◆ To be done
Give every line back verbatim, dropping all images.

◆ Listed entries
+===+
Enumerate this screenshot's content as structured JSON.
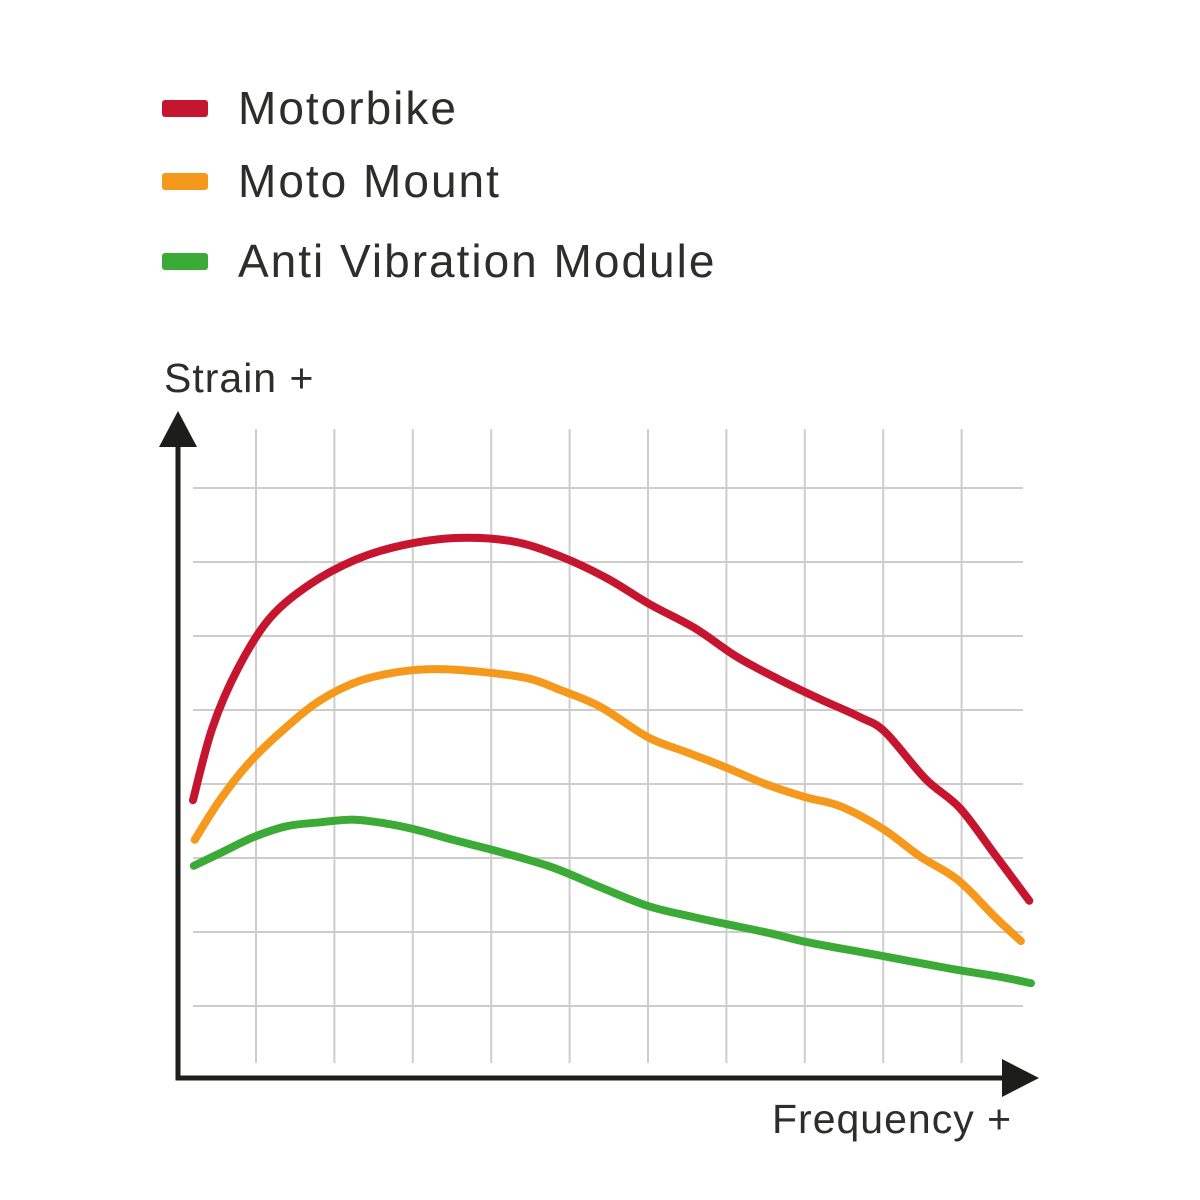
{
  "colors": {
    "background": "#ffffff",
    "grid": "#cdcdcd",
    "axis": "#1d1d1b",
    "text": "#2d2d2b",
    "red": "#c6152f",
    "orange": "#f5991d",
    "green": "#3caa36"
  },
  "legend": {
    "items": [
      {
        "label": "Motorbike",
        "color": "#c6152f"
      },
      {
        "label": "Moto Mount",
        "color": "#f5991d"
      },
      {
        "label": "Anti Vibration Module",
        "color": "#3caa36"
      }
    ]
  },
  "axes": {
    "y_label": "Strain +",
    "x_label": "Frequency +"
  },
  "chart_data": {
    "type": "line",
    "title": "",
    "xlabel": "Frequency +",
    "ylabel": "Strain +",
    "x_range": [
      0,
      100
    ],
    "y_range": [
      0,
      100
    ],
    "grid": true,
    "ticks": "none",
    "axis_style": "arrows",
    "legend_position": "top-left",
    "series": [
      {
        "name": "Motorbike",
        "color": "#c6152f",
        "points": [
          [
            0.0,
            42.8
          ],
          [
            2.3,
            53.9
          ],
          [
            5.4,
            63.2
          ],
          [
            9.2,
            70.9
          ],
          [
            14.0,
            76.1
          ],
          [
            19.3,
            79.8
          ],
          [
            24.7,
            82.0
          ],
          [
            31.3,
            83.2
          ],
          [
            38.1,
            82.7
          ],
          [
            43.8,
            80.4
          ],
          [
            49.4,
            77.0
          ],
          [
            54.5,
            73.0
          ],
          [
            59.9,
            69.3
          ],
          [
            64.9,
            64.9
          ],
          [
            69.8,
            61.5
          ],
          [
            74.8,
            58.4
          ],
          [
            79.6,
            55.6
          ],
          [
            82.6,
            53.3
          ],
          [
            87.4,
            46.1
          ],
          [
            91.5,
            41.6
          ],
          [
            95.7,
            34.4
          ],
          [
            99.8,
            27.3
          ]
        ]
      },
      {
        "name": "Moto Mount",
        "color": "#f5991d",
        "points": [
          [
            0.2,
            36.7
          ],
          [
            3.2,
            42.8
          ],
          [
            6.8,
            48.7
          ],
          [
            11.0,
            53.9
          ],
          [
            15.2,
            58.2
          ],
          [
            19.9,
            61.2
          ],
          [
            24.7,
            62.6
          ],
          [
            29.1,
            63.0
          ],
          [
            34.2,
            62.6
          ],
          [
            39.9,
            61.6
          ],
          [
            43.8,
            59.8
          ],
          [
            48.6,
            57.2
          ],
          [
            54.3,
            52.5
          ],
          [
            58.9,
            50.2
          ],
          [
            63.7,
            47.8
          ],
          [
            68.3,
            45.3
          ],
          [
            73.0,
            43.3
          ],
          [
            77.2,
            41.9
          ],
          [
            82.3,
            38.4
          ],
          [
            86.8,
            34.1
          ],
          [
            91.3,
            30.5
          ],
          [
            95.7,
            24.8
          ],
          [
            98.8,
            21.1
          ]
        ]
      },
      {
        "name": "Anti Vibration Module",
        "color": "#3caa36",
        "points": [
          [
            0.1,
            32.7
          ],
          [
            3.5,
            34.8
          ],
          [
            7.2,
            37.1
          ],
          [
            11.2,
            38.8
          ],
          [
            15.2,
            39.4
          ],
          [
            19.3,
            39.8
          ],
          [
            23.5,
            39.1
          ],
          [
            27.1,
            38.1
          ],
          [
            31.0,
            36.7
          ],
          [
            37.0,
            34.7
          ],
          [
            43.0,
            32.4
          ],
          [
            48.6,
            29.4
          ],
          [
            54.3,
            26.5
          ],
          [
            59.7,
            24.8
          ],
          [
            63.7,
            23.7
          ],
          [
            68.9,
            22.3
          ],
          [
            73.0,
            21.0
          ],
          [
            78.4,
            19.7
          ],
          [
            82.3,
            18.8
          ],
          [
            86.8,
            17.7
          ],
          [
            91.5,
            16.6
          ],
          [
            96.3,
            15.6
          ],
          [
            100.0,
            14.6
          ]
        ]
      }
    ]
  }
}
+===+
◆ Output below
Enumerate this screenshot's content as structured JSON.
{
  "colors": {
    "background": "#ffffff",
    "grid": "#cdcdcd",
    "axis": "#1d1d1b",
    "text": "#2d2d2b",
    "red": "#c6152f",
    "orange": "#f5991d",
    "green": "#3caa36"
  },
  "legend": {
    "items": [
      {
        "label": "Motorbike",
        "color": "#c6152f"
      },
      {
        "label": "Moto Mount",
        "color": "#f5991d"
      },
      {
        "label": "Anti Vibration Module",
        "color": "#3caa36"
      }
    ]
  },
  "axes": {
    "y_label": "Strain +",
    "x_label": "Frequency +"
  },
  "chart_data": {
    "type": "line",
    "title": "",
    "xlabel": "Frequency +",
    "ylabel": "Strain +",
    "x_range": [
      0,
      100
    ],
    "y_range": [
      0,
      100
    ],
    "grid": true,
    "ticks": "none",
    "axis_style": "arrows",
    "legend_position": "top-left",
    "series": [
      {
        "name": "Motorbike",
        "color": "#c6152f",
        "points": [
          [
            0.0,
            42.8
          ],
          [
            2.3,
            53.9
          ],
          [
            5.4,
            63.2
          ],
          [
            9.2,
            70.9
          ],
          [
            14.0,
            76.1
          ],
          [
            19.3,
            79.8
          ],
          [
            24.7,
            82.0
          ],
          [
            31.3,
            83.2
          ],
          [
            38.1,
            82.7
          ],
          [
            43.8,
            80.4
          ],
          [
            49.4,
            77.0
          ],
          [
            54.5,
            73.0
          ],
          [
            59.9,
            69.3
          ],
          [
            64.9,
            64.9
          ],
          [
            69.8,
            61.5
          ],
          [
            74.8,
            58.4
          ],
          [
            79.6,
            55.6
          ],
          [
            82.6,
            53.3
          ],
          [
            87.4,
            46.1
          ],
          [
            91.5,
            41.6
          ],
          [
            95.7,
            34.4
          ],
          [
            99.8,
            27.3
          ]
        ]
      },
      {
        "name": "Moto Mount",
        "color": "#f5991d",
        "points": [
          [
            0.2,
            36.7
          ],
          [
            3.2,
            42.8
          ],
          [
            6.8,
            48.7
          ],
          [
            11.0,
            53.9
          ],
          [
            15.2,
            58.2
          ],
          [
            19.9,
            61.2
          ],
          [
            24.7,
            62.6
          ],
          [
            29.1,
            63.0
          ],
          [
            34.2,
            62.6
          ],
          [
            39.9,
            61.6
          ],
          [
            43.8,
            59.8
          ],
          [
            48.6,
            57.2
          ],
          [
            54.3,
            52.5
          ],
          [
            58.9,
            50.2
          ],
          [
            63.7,
            47.8
          ],
          [
            68.3,
            45.3
          ],
          [
            73.0,
            43.3
          ],
          [
            77.2,
            41.9
          ],
          [
            82.3,
            38.4
          ],
          [
            86.8,
            34.1
          ],
          [
            91.3,
            30.5
          ],
          [
            95.7,
            24.8
          ],
          [
            98.8,
            21.1
          ]
        ]
      },
      {
        "name": "Anti Vibration Module",
        "color": "#3caa36",
        "points": [
          [
            0.1,
            32.7
          ],
          [
            3.5,
            34.8
          ],
          [
            7.2,
            37.1
          ],
          [
            11.2,
            38.8
          ],
          [
            15.2,
            39.4
          ],
          [
            19.3,
            39.8
          ],
          [
            23.5,
            39.1
          ],
          [
            27.1,
            38.1
          ],
          [
            31.0,
            36.7
          ],
          [
            37.0,
            34.7
          ],
          [
            43.0,
            32.4
          ],
          [
            48.6,
            29.4
          ],
          [
            54.3,
            26.5
          ],
          [
            59.7,
            24.8
          ],
          [
            63.7,
            23.7
          ],
          [
            68.9,
            22.3
          ],
          [
            73.0,
            21.0
          ],
          [
            78.4,
            19.7
          ],
          [
            82.3,
            18.8
          ],
          [
            86.8,
            17.7
          ],
          [
            91.5,
            16.6
          ],
          [
            96.3,
            15.6
          ],
          [
            100.0,
            14.6
          ]
        ]
      }
    ]
  }
}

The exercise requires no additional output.